» Exercise directions
Locate each line with the string "Ποιες" in the listing below and copy it.

Data records
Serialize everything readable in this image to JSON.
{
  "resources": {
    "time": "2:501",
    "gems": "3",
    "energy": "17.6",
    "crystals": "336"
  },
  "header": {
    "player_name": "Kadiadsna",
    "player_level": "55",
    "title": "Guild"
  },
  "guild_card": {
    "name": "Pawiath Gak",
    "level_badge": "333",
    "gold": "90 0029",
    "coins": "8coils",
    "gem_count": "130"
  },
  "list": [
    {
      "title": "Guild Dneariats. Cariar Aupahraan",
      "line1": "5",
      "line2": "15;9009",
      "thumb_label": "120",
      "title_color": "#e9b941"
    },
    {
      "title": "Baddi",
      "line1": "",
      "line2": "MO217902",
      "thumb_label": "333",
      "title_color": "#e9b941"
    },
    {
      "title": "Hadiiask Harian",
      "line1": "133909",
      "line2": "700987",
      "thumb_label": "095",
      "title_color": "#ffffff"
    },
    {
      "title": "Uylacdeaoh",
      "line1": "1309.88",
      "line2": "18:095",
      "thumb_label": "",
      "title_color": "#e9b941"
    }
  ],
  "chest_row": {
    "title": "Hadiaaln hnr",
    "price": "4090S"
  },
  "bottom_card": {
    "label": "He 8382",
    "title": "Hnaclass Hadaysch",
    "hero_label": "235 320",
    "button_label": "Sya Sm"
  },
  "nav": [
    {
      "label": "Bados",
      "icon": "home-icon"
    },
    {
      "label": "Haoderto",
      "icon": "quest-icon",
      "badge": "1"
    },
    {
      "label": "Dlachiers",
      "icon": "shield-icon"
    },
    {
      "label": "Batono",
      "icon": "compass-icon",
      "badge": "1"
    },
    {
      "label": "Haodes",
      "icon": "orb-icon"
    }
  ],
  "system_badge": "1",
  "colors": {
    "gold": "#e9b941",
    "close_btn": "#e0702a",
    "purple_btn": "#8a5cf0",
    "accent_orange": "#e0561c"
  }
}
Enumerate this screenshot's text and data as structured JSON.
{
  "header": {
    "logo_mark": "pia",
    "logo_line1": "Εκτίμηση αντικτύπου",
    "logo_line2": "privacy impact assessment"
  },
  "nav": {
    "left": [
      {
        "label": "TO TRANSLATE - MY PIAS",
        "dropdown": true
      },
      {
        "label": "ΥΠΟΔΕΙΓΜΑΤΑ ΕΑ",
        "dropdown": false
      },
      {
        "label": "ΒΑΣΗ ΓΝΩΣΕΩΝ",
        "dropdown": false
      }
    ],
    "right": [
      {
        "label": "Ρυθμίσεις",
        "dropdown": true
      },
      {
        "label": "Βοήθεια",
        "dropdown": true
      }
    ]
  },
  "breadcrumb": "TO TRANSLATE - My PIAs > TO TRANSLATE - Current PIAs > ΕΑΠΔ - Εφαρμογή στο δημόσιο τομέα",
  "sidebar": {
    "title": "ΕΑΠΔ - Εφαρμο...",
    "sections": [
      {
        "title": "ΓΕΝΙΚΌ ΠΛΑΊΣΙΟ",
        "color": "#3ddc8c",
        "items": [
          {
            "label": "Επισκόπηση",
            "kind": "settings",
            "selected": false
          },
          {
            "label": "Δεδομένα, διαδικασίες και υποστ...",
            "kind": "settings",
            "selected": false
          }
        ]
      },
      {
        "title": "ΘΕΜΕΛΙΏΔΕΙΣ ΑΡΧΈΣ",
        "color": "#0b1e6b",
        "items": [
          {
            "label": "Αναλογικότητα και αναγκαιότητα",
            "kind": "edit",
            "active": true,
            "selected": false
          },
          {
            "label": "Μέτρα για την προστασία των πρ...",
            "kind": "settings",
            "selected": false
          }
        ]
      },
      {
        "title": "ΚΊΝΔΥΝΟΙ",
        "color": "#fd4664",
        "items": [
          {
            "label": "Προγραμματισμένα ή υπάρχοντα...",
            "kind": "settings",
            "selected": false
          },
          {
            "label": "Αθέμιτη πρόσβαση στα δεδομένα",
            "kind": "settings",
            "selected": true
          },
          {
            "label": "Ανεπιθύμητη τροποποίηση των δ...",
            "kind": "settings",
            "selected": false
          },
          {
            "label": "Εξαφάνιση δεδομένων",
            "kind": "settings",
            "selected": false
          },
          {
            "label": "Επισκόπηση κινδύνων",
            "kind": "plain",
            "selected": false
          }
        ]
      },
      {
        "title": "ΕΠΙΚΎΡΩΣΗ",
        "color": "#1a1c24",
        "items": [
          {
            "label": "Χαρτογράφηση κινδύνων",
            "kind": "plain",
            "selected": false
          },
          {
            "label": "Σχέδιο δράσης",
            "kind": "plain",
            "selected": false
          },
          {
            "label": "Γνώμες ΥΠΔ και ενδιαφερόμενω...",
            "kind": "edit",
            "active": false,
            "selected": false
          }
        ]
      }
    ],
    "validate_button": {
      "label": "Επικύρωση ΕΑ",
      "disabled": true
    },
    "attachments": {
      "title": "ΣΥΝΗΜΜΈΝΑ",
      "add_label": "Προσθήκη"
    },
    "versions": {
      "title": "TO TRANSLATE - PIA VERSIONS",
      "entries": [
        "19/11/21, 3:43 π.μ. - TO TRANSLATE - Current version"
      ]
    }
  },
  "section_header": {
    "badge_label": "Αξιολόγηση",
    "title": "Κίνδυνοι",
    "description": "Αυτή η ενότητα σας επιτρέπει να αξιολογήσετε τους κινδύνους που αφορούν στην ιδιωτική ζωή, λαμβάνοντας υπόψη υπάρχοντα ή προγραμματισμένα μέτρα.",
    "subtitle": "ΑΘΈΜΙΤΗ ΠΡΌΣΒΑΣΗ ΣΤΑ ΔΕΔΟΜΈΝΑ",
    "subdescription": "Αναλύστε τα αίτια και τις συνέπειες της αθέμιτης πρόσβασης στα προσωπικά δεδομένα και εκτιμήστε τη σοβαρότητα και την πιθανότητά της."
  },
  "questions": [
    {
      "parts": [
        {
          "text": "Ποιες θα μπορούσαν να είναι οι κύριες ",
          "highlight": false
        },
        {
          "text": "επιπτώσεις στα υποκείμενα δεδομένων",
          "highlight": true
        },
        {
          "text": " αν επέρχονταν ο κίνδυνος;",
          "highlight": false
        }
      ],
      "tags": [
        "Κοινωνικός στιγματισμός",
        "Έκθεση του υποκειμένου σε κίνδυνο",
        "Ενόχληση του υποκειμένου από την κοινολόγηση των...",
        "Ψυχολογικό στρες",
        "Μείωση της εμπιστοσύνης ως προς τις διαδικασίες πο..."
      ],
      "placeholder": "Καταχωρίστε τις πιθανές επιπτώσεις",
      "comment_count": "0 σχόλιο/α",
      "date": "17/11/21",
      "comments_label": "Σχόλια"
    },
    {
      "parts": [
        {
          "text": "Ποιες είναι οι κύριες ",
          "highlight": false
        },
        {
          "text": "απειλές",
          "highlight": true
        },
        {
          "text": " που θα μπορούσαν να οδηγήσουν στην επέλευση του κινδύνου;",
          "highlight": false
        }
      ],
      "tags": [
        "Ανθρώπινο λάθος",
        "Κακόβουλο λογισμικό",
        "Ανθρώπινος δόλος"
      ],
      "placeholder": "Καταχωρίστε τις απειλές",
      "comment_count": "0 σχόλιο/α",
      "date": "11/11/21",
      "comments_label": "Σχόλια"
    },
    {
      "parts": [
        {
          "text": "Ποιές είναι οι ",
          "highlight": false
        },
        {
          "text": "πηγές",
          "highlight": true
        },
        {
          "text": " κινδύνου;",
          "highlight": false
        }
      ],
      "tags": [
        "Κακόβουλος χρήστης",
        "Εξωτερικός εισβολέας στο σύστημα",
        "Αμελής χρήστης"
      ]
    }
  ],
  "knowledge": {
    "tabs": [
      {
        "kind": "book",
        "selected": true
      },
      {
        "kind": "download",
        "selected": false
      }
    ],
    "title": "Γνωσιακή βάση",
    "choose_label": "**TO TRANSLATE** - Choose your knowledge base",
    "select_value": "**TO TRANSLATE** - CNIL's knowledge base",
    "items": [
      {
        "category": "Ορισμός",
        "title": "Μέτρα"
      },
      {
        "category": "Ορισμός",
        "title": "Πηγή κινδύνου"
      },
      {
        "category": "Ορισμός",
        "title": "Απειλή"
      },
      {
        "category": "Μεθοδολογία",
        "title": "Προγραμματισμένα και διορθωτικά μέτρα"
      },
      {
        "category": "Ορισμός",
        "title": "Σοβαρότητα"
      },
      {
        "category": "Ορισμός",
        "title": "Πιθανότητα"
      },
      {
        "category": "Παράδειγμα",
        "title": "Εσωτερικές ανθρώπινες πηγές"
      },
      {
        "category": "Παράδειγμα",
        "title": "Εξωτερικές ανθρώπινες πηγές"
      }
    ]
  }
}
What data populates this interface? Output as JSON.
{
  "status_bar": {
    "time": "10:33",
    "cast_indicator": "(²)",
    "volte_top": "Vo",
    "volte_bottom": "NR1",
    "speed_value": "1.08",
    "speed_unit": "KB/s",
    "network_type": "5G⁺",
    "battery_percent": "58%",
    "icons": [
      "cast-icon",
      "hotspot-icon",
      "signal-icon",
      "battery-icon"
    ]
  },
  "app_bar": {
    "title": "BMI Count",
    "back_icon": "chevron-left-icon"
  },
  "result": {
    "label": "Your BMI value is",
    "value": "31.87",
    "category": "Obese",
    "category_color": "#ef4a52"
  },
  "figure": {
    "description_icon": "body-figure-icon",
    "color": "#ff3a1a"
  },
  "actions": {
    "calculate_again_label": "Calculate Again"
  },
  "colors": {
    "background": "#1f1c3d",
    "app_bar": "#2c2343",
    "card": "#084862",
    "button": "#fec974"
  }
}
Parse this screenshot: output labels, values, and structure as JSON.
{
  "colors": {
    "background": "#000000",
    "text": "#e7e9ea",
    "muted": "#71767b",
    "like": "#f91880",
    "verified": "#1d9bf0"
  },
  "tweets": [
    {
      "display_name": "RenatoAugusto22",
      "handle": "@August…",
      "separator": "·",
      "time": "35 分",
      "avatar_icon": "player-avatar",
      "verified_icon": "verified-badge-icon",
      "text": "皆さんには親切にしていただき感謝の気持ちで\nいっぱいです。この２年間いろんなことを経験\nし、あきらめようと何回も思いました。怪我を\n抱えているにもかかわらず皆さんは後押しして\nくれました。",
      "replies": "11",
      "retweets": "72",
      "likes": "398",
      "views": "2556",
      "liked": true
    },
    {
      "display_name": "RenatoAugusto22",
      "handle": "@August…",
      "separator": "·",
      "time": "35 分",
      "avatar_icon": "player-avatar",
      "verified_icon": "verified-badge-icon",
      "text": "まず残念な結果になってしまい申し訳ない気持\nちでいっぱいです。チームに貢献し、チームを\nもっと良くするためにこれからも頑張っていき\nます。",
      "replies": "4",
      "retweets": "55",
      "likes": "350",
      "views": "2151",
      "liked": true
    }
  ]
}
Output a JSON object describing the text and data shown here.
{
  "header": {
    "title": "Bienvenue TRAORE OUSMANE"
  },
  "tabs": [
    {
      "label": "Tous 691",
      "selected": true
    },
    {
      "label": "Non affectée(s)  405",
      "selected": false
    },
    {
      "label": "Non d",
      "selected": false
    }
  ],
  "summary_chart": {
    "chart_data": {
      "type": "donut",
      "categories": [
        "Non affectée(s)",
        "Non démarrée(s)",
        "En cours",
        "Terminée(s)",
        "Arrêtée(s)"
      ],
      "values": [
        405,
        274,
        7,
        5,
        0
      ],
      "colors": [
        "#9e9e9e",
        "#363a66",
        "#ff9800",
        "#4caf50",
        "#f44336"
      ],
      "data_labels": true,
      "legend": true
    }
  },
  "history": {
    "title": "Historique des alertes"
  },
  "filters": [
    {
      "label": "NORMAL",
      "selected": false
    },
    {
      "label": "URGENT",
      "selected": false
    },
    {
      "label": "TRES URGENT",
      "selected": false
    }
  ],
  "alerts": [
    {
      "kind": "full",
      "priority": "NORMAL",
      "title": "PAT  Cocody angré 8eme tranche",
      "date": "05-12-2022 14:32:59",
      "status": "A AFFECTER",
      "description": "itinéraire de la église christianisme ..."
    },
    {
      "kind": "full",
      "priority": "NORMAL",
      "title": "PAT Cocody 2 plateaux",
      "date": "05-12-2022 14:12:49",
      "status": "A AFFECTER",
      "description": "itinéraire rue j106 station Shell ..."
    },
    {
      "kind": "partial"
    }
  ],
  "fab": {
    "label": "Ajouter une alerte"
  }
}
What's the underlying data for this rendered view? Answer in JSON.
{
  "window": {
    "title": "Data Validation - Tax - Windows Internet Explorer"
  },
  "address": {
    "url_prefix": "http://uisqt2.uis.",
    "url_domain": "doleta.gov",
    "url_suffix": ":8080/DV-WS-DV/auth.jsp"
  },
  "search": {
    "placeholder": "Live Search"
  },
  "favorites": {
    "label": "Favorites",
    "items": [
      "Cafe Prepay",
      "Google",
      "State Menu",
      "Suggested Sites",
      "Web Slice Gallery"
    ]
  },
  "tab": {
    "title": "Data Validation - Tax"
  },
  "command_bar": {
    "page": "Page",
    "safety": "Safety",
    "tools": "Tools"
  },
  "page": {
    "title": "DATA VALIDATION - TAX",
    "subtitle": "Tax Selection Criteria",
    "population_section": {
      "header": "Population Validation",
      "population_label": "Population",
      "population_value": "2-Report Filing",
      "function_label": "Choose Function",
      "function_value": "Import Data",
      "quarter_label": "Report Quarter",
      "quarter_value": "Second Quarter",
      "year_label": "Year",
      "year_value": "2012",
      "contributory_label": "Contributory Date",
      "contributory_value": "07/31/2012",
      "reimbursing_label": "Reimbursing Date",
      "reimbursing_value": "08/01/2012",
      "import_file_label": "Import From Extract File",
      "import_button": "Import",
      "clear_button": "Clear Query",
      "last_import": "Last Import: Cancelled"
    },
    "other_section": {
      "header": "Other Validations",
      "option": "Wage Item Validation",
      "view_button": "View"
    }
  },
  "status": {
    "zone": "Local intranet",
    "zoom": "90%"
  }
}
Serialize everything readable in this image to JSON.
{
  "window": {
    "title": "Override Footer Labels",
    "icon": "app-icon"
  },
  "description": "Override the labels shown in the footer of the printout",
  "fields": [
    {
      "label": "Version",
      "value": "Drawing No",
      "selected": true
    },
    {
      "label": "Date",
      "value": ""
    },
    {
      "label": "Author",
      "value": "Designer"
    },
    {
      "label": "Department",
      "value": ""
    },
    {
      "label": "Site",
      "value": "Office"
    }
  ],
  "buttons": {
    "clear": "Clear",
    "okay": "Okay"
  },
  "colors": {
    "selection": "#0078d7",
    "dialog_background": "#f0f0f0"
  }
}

» Solution for this exercise
          "text": "Ποιες θα μπορούσαν να είναι οι κύριες ",
          "text": "Ποιες είναι οι κύριες ",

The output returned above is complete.